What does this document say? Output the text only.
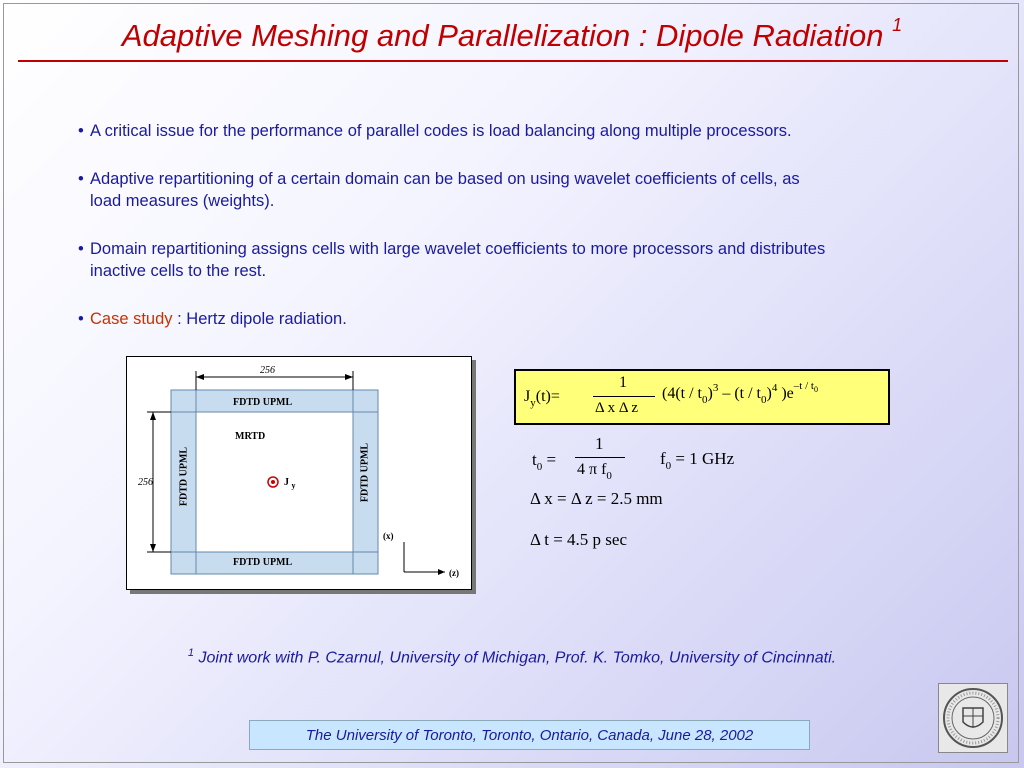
Adaptive Meshing and Parallelization : Dipole Radiation $^1$
• A critical issue for the performance of parallel codes is load balancing along multiple processors.
• Adaptive repartitioning of a certain domain can be based on using wavelet coefficients of cells, as
load measures (weights).
• Domain repartitioning assigns cells with large wavelet coefficients to more processors and distributes
inactive cells to the rest.
• Case study : Hertz dipole radiation.
256
256
FDTD UPML
FDTD UPML
FDTD UPML	FDTD UPML
MRTD
J $_y$
(x)
(z)
$J_y(t)=$
1
Δ x Δ z
($4(t / t_0)^3 - (t / t_0)^4$ )$e^{-t / t0}$
$t_0$ =
1
4 π $f_0$
$f_0 = 1$ GHz
Δ x = Δ z = 2.5 mm
Δ t = 4.5 p sec
$^1$ Joint work with P. Czarnul, University of Michigan, Prof. K. Tomko, University of Cincinnati.
The University of Toronto, Toronto, Ontario, Canada, June 28, 2002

____________________

Brief: With the pictures omitted, reproduce the records in full and exactly.

Response box:
What does this document say? Output the text only.
Adaptive Meshing and Parallelization : Dipole Radiation $^1$
• A critical issue for the performance of parallel codes is load balancing along multiple processors.
• Adaptive repartitioning of a certain domain can be based on using wavelet coefficients of cells, as
load measures (weights).
• Domain repartitioning assigns cells with large wavelet coefficients to more processors and distributes
inactive cells to the rest.
• Case study : Hertz dipole radiation.
256
256
FDTD UPML
FDTD UPML
FDTD UPML	FDTD UPML
MRTD
J $_y$
(x)
(z)
$J_y(t)=$
1
Δ x Δ z
($4(t / t_0)^3 - (t / t_0)^4$ )$e^{-t / t0}$
$t_0$ =
1
4 π $f_0$
$f_0 = 1$ GHz
Δ x = Δ z = 2.5 mm
Δ t = 4.5 p sec
$^1$ Joint work with P. Czarnul, University of Michigan, Prof. K. Tomko, University of Cincinnati.
The University of Toronto, Toronto, Ontario, Canada, June 28, 2002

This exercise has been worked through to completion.